*Work to be completed*: Return each line containing "xanh".

:::

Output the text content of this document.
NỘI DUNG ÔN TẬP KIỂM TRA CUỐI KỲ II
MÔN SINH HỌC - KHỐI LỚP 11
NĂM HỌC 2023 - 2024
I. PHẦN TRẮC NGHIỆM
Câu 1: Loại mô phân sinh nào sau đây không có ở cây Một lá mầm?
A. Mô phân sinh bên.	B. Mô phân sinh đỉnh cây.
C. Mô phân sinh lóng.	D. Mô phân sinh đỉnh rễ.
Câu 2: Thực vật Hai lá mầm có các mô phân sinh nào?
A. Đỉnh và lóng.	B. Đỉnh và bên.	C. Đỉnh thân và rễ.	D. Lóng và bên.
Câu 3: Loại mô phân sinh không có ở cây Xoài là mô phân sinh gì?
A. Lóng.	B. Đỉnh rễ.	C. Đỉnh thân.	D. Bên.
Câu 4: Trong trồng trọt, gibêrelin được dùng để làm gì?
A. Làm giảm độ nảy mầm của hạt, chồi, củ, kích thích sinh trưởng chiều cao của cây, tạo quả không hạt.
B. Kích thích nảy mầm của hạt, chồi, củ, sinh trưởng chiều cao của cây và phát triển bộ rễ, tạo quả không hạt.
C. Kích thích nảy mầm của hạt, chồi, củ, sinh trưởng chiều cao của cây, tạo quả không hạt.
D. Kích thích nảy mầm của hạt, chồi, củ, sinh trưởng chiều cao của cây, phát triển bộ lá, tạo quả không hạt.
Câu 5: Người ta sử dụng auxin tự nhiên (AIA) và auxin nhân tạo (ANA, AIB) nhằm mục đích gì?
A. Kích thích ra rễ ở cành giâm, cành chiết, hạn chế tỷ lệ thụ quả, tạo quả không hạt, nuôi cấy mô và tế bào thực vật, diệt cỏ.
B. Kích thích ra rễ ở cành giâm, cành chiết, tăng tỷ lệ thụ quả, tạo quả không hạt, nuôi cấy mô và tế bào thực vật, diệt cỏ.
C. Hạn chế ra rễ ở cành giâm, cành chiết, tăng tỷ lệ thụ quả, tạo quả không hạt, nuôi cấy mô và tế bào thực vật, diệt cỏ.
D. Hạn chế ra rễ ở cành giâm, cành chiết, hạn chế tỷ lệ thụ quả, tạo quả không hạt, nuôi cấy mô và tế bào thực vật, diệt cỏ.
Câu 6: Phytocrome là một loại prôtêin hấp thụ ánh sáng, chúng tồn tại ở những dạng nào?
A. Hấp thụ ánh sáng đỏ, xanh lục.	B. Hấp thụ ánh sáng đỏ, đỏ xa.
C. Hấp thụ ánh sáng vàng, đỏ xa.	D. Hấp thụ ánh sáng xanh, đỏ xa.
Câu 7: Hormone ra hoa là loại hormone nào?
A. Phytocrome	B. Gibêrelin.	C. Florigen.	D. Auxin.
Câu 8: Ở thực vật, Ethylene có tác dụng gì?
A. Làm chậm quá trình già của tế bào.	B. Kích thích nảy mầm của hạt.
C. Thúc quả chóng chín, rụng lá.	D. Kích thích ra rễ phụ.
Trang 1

:::

*Full output*:
A. Hấp thụ ánh sáng đỏ, xanh lục.	B. Hấp thụ ánh sáng đỏ, đỏ xa.
C. Hấp thụ ánh sáng vàng, đỏ xa.	D. Hấp thụ ánh sáng xanh, đỏ xa.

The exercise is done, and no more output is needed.